** START OF RECORDS PROVIDED **
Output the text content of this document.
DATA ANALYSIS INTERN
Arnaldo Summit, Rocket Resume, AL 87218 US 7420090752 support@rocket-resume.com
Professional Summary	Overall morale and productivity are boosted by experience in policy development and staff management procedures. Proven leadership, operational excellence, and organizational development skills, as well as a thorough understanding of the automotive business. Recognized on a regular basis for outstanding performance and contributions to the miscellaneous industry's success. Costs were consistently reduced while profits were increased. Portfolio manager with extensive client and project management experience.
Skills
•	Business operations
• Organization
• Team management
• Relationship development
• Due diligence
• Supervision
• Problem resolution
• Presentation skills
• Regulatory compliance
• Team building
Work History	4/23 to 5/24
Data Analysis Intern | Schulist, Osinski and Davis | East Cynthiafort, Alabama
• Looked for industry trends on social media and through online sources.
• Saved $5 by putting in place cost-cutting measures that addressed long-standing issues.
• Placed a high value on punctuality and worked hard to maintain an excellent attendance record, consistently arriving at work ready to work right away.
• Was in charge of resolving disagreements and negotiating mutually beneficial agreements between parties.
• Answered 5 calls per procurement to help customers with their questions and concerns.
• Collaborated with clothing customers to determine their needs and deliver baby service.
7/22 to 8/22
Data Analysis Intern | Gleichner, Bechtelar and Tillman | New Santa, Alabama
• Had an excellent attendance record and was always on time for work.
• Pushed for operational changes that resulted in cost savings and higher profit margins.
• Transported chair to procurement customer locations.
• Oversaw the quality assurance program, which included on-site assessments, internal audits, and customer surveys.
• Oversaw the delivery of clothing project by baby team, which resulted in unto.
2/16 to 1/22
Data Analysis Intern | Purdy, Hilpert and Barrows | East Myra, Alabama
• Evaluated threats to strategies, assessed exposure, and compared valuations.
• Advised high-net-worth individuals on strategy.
** END OF RECORDS PROVIDED **
→ EXERCISE OBJECTIVE
Extract the complete listing above, reproducing each line exactly.

→ REPLY
Output the text content of this document.
DATA ANALYSIS INTERN
Arnaldo Summit, Rocket Resume, AL 87218 US 7420090752 support@rocket-resume.com
Professional Summary	Overall morale and productivity are boosted by experience in policy development and staff management procedures. Proven leadership, operational excellence, and organizational development skills, as well as a thorough understanding of the automotive business. Recognized on a regular basis for outstanding performance and contributions to the miscellaneous industry's success. Costs were consistently reduced while profits were increased. Portfolio manager with extensive client and project management experience.
Skills
•	Business operations
• Organization
• Team management
• Relationship development
• Due diligence
• Supervision
• Problem resolution
• Presentation skills
• Regulatory compliance
• Team building
Work History	4/23 to 5/24
Data Analysis Intern | Schulist, Osinski and Davis | East Cynthiafort, Alabama
• Looked for industry trends on social media and through online sources.
• Saved $5 by putting in place cost-cutting measures that addressed long-standing issues.
• Placed a high value on punctuality and worked hard to maintain an excellent attendance record, consistently arriving at work ready to work right away.
• Was in charge of resolving disagreements and negotiating mutually beneficial agreements between parties.
• Answered 5 calls per procurement to help customers with their questions and concerns.
• Collaborated with clothing customers to determine their needs and deliver baby service.
7/22 to 8/22
Data Analysis Intern | Gleichner, Bechtelar and Tillman | New Santa, Alabama
• Had an excellent attendance record and was always on time for work.
• Pushed for operational changes that resulted in cost savings and higher profit margins.
• Transported chair to procurement customer locations.
• Oversaw the quality assurance program, which included on-site assessments, internal audits, and customer surveys.
• Oversaw the delivery of clothing project by baby team, which resulted in unto.
2/16 to 1/22
Data Analysis Intern | Purdy, Hilpert and Barrows | East Myra, Alabama
• Evaluated threats to strategies, assessed exposure, and compared valuations.
• Advised high-net-worth individuals on strategy.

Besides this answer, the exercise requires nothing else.